▶ _EXTRACTED INFORMATION_:
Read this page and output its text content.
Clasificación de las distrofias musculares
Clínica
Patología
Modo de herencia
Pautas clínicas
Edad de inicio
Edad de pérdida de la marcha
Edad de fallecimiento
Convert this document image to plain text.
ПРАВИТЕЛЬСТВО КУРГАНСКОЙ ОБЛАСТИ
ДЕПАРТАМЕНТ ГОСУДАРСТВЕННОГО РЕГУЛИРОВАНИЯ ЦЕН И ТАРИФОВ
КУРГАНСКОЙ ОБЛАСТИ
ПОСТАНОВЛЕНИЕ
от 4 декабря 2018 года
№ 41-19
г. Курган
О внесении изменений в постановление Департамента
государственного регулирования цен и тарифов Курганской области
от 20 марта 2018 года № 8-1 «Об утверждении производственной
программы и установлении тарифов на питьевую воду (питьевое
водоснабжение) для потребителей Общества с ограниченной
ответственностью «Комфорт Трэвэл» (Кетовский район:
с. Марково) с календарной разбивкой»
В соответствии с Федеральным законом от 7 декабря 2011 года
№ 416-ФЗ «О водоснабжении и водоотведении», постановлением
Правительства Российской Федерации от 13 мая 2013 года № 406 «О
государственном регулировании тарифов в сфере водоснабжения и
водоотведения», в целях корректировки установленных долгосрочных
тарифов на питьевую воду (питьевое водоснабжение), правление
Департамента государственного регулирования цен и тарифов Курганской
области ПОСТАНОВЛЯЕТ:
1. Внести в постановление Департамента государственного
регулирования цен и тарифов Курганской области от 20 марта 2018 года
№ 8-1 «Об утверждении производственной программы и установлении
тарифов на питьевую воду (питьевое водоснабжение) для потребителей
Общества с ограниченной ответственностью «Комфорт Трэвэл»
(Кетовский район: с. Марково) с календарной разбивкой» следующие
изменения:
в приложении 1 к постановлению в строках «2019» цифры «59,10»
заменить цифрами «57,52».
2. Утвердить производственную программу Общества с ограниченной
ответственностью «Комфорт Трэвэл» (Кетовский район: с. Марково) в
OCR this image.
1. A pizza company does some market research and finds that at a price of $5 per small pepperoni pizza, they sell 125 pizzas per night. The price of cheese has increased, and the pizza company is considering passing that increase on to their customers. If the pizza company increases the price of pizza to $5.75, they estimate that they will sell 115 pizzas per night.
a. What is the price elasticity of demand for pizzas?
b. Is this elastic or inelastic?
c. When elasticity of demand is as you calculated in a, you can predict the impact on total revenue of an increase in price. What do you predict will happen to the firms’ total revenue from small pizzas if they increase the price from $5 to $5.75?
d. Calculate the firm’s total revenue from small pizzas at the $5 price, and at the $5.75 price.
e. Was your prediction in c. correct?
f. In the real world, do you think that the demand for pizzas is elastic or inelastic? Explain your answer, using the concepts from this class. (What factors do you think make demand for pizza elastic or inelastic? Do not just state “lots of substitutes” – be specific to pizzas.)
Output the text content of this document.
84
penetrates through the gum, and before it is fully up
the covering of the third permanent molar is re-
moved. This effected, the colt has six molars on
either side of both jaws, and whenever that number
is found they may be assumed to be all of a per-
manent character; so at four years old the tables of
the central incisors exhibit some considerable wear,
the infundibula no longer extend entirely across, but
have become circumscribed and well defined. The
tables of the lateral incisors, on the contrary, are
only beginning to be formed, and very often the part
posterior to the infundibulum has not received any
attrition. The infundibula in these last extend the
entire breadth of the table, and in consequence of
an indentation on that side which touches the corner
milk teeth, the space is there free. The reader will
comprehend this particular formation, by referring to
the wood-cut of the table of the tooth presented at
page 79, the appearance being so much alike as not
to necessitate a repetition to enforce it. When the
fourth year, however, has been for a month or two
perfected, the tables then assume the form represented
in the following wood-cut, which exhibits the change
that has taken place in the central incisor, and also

▶ _CHALLENGE_:
Extract all of the data shown above without alteration.

▶ _EXERCISE OUTPUT_:
Read this page and output its text content.
Clasificación de las distrofias musculares
Clínica
Patología
Modo de herencia
Pautas clínicas
Edad de inicio
Edad de pérdida de la marcha
Edad de fallecimiento
Convert this document image to plain text.
ПРАВИТЕЛЬСТВО КУРГАНСКОЙ ОБЛАСТИ
ДЕПАРТАМЕНТ ГОСУДАРСТВЕННОГО РЕГУЛИРОВАНИЯ ЦЕН И ТАРИФОВ
КУРГАНСКОЙ ОБЛАСТИ
ПОСТАНОВЛЕНИЕ
от 4 декабря 2018 года
№ 41-19
г. Курган
О внесении изменений в постановление Департамента
государственного регулирования цен и тарифов Курганской области
от 20 марта 2018 года № 8-1 «Об утверждении производственной
программы и установлении тарифов на питьевую воду (питьевое
водоснабжение) для потребителей Общества с ограниченной
ответственностью «Комфорт Трэвэл» (Кетовский район:
с. Марково) с календарной разбивкой»
В соответствии с Федеральным законом от 7 декабря 2011 года
№ 416-ФЗ «О водоснабжении и водоотведении», постановлением
Правительства Российской Федерации от 13 мая 2013 года № 406 «О
государственном регулировании тарифов в сфере водоснабжения и
водоотведения», в целях корректировки установленных долгосрочных
тарифов на питьевую воду (питьевое водоснабжение), правление
Департамента государственного регулирования цен и тарифов Курганской
области ПОСТАНОВЛЯЕТ:
1. Внести в постановление Департамента государственного
регулирования цен и тарифов Курганской области от 20 марта 2018 года
№ 8-1 «Об утверждении производственной программы и установлении
тарифов на питьевую воду (питьевое водоснабжение) для потребителей
Общества с ограниченной ответственностью «Комфорт Трэвэл»
(Кетовский район: с. Марково) с календарной разбивкой» следующие
изменения:
в приложении 1 к постановлению в строках «2019» цифры «59,10»
заменить цифрами «57,52».
2. Утвердить производственную программу Общества с ограниченной
ответственностью «Комфорт Трэвэл» (Кетовский район: с. Марково) в
OCR this image.
1. A pizza company does some market research and finds that at a price of $5 per small pepperoni pizza, they sell 125 pizzas per night. The price of cheese has increased, and the pizza company is considering passing that increase on to their customers. If the pizza company increases the price of pizza to $5.75, they estimate that they will sell 115 pizzas per night.
a. What is the price elasticity of demand for pizzas?
b. Is this elastic or inelastic?
c. When elasticity of demand is as you calculated in a, you can predict the impact on total revenue of an increase in price. What do you predict will happen to the firms’ total revenue from small pizzas if they increase the price from $5 to $5.75?
d. Calculate the firm’s total revenue from small pizzas at the $5 price, and at the $5.75 price.
e. Was your prediction in c. correct?
f. In the real world, do you think that the demand for pizzas is elastic or inelastic? Explain your answer, using the concepts from this class. (What factors do you think make demand for pizza elastic or inelastic? Do not just state “lots of substitutes” – be specific to pizzas.)
Output the text content of this document.
84
penetrates through the gum, and before it is fully up
the covering of the third permanent molar is re-
moved. This effected, the colt has six molars on
either side of both jaws, and whenever that number
is found they may be assumed to be all of a per-
manent character; so at four years old the tables of
the central incisors exhibit some considerable wear,
the infundibula no longer extend entirely across, but
have become circumscribed and well defined. The
tables of the lateral incisors, on the contrary, are
only beginning to be formed, and very often the part
posterior to the infundibulum has not received any
attrition. The infundibula in these last extend the
entire breadth of the table, and in consequence of
an indentation on that side which touches the corner
milk teeth, the space is there free. The reader will
comprehend this particular formation, by referring to
the wood-cut of the table of the tooth presented at
page 79, the appearance being so much alike as not
to necessitate a repetition to enforce it. When the
fourth year, however, has been for a month or two
perfected, the tables then assume the form represented
in the following wood-cut, which exhibits the change
that has taken place in the central incisor, and also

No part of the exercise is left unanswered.